### Given entries
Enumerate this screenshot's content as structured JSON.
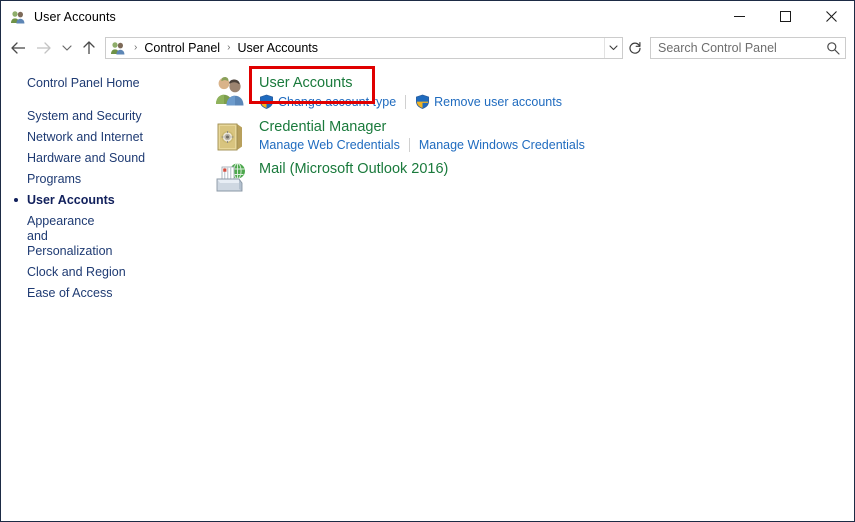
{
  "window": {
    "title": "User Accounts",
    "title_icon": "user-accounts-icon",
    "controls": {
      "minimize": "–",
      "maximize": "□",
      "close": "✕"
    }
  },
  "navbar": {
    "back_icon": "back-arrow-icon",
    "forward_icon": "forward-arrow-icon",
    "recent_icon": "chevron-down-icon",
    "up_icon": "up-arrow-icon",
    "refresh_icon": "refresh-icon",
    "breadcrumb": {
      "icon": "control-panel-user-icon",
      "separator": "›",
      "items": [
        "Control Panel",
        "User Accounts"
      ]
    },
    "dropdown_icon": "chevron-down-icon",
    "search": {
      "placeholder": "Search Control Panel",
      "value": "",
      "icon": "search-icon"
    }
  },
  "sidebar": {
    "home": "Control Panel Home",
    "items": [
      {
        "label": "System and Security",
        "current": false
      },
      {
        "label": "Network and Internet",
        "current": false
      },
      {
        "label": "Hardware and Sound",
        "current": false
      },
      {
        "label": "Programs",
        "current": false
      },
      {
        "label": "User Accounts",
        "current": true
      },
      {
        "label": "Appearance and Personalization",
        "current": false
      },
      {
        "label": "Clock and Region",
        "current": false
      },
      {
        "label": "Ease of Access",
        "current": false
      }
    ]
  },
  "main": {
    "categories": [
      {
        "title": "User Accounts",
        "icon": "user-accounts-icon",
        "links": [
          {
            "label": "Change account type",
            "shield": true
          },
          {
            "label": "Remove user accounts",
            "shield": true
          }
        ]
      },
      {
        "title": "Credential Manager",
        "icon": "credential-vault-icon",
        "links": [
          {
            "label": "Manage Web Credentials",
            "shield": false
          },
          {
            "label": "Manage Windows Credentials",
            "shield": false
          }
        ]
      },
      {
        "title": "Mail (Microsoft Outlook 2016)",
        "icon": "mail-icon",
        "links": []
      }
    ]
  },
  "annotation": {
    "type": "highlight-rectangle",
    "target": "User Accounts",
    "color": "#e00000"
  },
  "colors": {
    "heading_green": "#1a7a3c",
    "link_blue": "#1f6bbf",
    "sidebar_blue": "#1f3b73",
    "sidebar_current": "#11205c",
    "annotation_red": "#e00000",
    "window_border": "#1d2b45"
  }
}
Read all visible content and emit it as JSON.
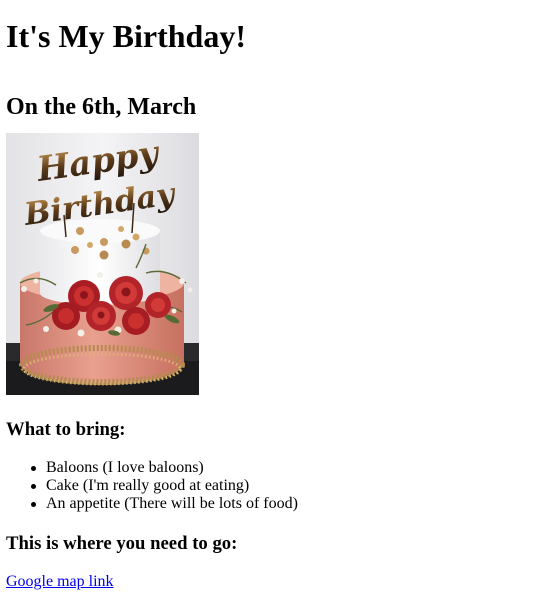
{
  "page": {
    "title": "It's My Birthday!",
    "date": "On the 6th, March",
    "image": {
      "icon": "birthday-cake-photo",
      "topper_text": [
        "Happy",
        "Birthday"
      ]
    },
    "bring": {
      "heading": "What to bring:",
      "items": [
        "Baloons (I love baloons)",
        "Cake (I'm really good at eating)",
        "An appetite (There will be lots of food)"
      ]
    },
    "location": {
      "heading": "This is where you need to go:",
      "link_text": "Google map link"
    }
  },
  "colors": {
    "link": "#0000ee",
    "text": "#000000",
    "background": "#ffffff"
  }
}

### What the exercise asks
Reproduce every record above exactly, omitting the pictures.

### Task response
Enumerate this screenshot's content as structured JSON.
{
  "window": {
    "title": "User Accounts",
    "title_icon": "user-accounts-icon",
    "controls": {
      "minimize": "–",
      "maximize": "□",
      "close": "✕"
    }
  },
  "navbar": {
    "back_icon": "back-arrow-icon",
    "forward_icon": "forward-arrow-icon",
    "recent_icon": "chevron-down-icon",
    "up_icon": "up-arrow-icon",
    "refresh_icon": "refresh-icon",
    "breadcrumb": {
      "icon": "control-panel-user-icon",
      "separator": "›",
      "items": [
        "Control Panel",
        "User Accounts"
      ]
    },
    "dropdown_icon": "chevron-down-icon",
    "search": {
      "placeholder": "Search Control Panel",
      "value": "",
      "icon": "search-icon"
    }
  },
  "sidebar": {
    "home": "Control Panel Home",
    "items": [
      {
        "label": "System and Security",
        "current": false
      },
      {
        "label": "Network and Internet",
        "current": false
      },
      {
        "label": "Hardware and Sound",
        "current": false
      },
      {
        "label": "Programs",
        "current": false
      },
      {
        "label": "User Accounts",
        "current": true
      },
      {
        "label": "Appearance and Personalization",
        "current": false
      },
      {
        "label": "Clock and Region",
        "current": false
      },
      {
        "label": "Ease of Access",
        "current": false
      }
    ]
  },
  "main": {
    "categories": [
      {
        "title": "User Accounts",
        "icon": "user-accounts-icon",
        "links": [
          {
            "label": "Change account type",
            "shield": true
          },
          {
            "label": "Remove user accounts",
            "shield": true
          }
        ]
      },
      {
        "title": "Credential Manager",
        "icon": "credential-vault-icon",
        "links": [
          {
            "label": "Manage Web Credentials",
            "shield": false
          },
          {
            "label": "Manage Windows Credentials",
            "shield": false
          }
        ]
      },
      {
        "title": "Mail (Microsoft Outlook 2016)",
        "icon": "mail-icon",
        "links": []
      }
    ]
  },
  "annotation": {
    "type": "highlight-rectangle",
    "target": "User Accounts",
    "color": "#e00000"
  },
  "colors": {
    "heading_green": "#1a7a3c",
    "link_blue": "#1f6bbf",
    "sidebar_blue": "#1f3b73",
    "sidebar_current": "#11205c",
    "annotation_red": "#e00000",
    "window_border": "#1d2b45"
  }
}
Read all visible content and emit it as JSON.
{
  "page": {
    "title": "It's My Birthday!",
    "date": "On the 6th, March",
    "image": {
      "icon": "birthday-cake-photo",
      "topper_text": [
        "Happy",
        "Birthday"
      ]
    },
    "bring": {
      "heading": "What to bring:",
      "items": [
        "Baloons (I love baloons)",
        "Cake (I'm really good at eating)",
        "An appetite (There will be lots of food)"
      ]
    },
    "location": {
      "heading": "This is where you need to go:",
      "link_text": "Google map link"
    }
  },
  "colors": {
    "link": "#0000ee",
    "text": "#000000",
    "background": "#ffffff"
  }
}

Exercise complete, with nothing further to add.